Posted by: on Jun 29, 2016 | No Comments

exit from the eurozone: golden star fallen from a blue wall

Geopolitische Konflikte, Klimawandel, Migration, gerechte Verteilung des Reichtums, demographischer und wirtschaftlicher Bedeutungsverlust Europas, Regulierung des Cyberspace und des globalen Handels, Beseitigung der Ursachen des Terrors – das sind einige der grossen Herausforderungen unserer Zeit.

Sie sind unbestreitbar grösser als jeder Nationalstaat. Um sie zu meistern, brauchen wir Institutionen, die auch grösser sind als der Nationalstaat. Die EU ist eine der wichtigsten davon: Sie hat den grössten Binnenmarkt der Welt geschaffen und sichert seit ihrer Gründung den Frieden innerhalb ihrer Grenzen.

Nun wollen die Briten aus dieser Schicksalsgemeinschaft austreten. Das ist schlecht für Europa, das mit mehreren Krisen ringt. Richtig schlecht wird der Brexit – so er tatsächlich vollzogen wird – für das Vereinigte Königreich selbst. Denn neu wird Grossbritannien politisch und wirtschaftlich, was es geografisch schon immer war: eine Insel am Rande Europas. Der britische Einfluss auf Europa und die Welt wird massiv abnehmen. Eine traurige Perspektive für eine Gesellschaft von Seefahrern und Händlern, welche die Globalisierung seit je mitgestaltet hat.

▬▬▬

AUFGABE 1 |
Was wird Grossbritannien laut dem Text über den Brexit politisch und wirtschaftlich?
AUFGABE 2 |
Zähle alle Punkte auf, die der Text über den Brexit als „grossen Herausforderungen unserer Zeit“ nennt.

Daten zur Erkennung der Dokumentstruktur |

▬▬▬

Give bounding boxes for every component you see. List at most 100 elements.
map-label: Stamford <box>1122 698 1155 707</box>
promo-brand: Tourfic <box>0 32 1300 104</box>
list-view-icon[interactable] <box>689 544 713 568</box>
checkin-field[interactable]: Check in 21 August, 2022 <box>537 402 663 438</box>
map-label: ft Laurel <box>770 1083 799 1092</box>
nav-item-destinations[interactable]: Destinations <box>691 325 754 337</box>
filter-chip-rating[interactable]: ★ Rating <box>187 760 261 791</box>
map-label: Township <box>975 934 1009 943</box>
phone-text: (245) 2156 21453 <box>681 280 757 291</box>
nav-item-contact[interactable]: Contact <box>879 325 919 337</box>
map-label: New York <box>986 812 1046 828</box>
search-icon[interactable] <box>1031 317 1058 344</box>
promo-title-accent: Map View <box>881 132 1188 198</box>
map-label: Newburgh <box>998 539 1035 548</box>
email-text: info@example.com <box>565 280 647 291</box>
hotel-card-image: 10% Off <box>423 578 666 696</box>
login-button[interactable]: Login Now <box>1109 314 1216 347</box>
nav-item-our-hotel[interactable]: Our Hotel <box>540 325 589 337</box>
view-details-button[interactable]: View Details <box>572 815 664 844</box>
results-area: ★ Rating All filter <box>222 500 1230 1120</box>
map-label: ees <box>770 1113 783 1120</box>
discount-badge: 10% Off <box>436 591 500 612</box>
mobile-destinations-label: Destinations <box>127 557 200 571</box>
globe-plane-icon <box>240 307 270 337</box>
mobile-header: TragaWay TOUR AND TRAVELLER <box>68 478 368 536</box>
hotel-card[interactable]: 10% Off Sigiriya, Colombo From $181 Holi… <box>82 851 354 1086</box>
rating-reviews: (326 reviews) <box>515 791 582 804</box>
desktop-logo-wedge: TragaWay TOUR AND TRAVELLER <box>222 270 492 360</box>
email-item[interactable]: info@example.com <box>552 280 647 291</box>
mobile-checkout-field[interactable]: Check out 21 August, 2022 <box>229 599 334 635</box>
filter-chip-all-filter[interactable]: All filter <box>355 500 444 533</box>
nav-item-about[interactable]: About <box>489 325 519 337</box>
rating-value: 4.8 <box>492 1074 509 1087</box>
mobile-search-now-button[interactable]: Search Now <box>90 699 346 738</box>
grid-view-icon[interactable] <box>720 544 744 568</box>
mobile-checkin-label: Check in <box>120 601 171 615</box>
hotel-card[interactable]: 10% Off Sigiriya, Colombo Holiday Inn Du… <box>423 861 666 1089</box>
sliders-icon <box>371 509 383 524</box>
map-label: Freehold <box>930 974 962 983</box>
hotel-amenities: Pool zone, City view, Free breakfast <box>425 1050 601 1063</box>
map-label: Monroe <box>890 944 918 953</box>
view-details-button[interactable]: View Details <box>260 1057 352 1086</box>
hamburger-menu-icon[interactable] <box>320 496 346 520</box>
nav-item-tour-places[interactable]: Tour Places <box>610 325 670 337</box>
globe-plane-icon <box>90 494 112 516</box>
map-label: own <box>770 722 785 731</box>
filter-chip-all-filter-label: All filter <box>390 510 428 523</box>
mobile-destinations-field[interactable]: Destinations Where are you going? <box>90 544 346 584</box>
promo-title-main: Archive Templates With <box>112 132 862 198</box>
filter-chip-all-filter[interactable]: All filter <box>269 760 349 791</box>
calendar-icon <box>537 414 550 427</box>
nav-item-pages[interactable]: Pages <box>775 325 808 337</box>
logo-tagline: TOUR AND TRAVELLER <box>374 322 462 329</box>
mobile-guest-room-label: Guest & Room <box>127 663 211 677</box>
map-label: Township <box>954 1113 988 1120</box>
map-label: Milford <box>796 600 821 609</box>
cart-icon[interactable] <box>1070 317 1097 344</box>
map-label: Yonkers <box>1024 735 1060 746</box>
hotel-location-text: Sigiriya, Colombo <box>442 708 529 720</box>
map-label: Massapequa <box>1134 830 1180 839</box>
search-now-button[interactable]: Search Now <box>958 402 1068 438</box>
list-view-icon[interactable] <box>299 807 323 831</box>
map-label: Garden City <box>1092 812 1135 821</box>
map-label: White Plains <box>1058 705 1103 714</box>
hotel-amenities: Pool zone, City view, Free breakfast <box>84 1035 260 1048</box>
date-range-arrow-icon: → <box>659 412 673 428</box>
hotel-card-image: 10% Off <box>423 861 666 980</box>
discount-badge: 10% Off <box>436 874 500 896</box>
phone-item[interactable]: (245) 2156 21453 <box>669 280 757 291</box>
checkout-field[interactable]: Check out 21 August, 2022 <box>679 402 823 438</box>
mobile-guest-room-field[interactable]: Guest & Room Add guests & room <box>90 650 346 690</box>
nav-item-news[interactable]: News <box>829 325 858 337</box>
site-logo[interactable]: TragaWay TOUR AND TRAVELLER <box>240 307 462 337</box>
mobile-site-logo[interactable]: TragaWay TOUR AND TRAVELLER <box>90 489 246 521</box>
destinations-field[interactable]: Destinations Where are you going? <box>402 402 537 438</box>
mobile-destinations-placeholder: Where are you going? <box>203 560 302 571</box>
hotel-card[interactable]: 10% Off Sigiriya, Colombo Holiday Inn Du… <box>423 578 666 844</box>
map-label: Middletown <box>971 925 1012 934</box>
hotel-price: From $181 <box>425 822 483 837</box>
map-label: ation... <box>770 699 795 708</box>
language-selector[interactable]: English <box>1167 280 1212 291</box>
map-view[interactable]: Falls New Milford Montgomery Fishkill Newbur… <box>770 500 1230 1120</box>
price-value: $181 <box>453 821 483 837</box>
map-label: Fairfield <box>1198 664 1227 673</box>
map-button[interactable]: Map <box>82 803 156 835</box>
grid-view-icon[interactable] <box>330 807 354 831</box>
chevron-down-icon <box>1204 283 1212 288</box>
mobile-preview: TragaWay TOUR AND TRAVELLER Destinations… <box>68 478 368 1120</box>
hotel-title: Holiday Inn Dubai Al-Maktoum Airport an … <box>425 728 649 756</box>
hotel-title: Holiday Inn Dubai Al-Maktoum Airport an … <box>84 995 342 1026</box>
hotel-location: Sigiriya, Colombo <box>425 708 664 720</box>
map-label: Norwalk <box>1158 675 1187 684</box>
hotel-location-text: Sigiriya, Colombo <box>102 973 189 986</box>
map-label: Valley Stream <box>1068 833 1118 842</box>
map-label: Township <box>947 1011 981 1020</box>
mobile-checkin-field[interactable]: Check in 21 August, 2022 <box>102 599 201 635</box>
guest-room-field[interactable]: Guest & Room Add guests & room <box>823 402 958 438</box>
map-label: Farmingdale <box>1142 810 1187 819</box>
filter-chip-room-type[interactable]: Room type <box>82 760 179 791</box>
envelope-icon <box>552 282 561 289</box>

▬▬▬

ANTWORT 1 |
Eine Insel am Rande Europas.

ANTWORT 2 |
- Geopolitische Konflikte
- Klimawandel
- Migration
- Gerechte Verteilung des Reichtums
- Demographischer und wirtschaftlicher Bedeutungsverlust Europas
- Regulierung des Cyberspace und des globalen Handels
- Beseitigung der Ursachen des Terrors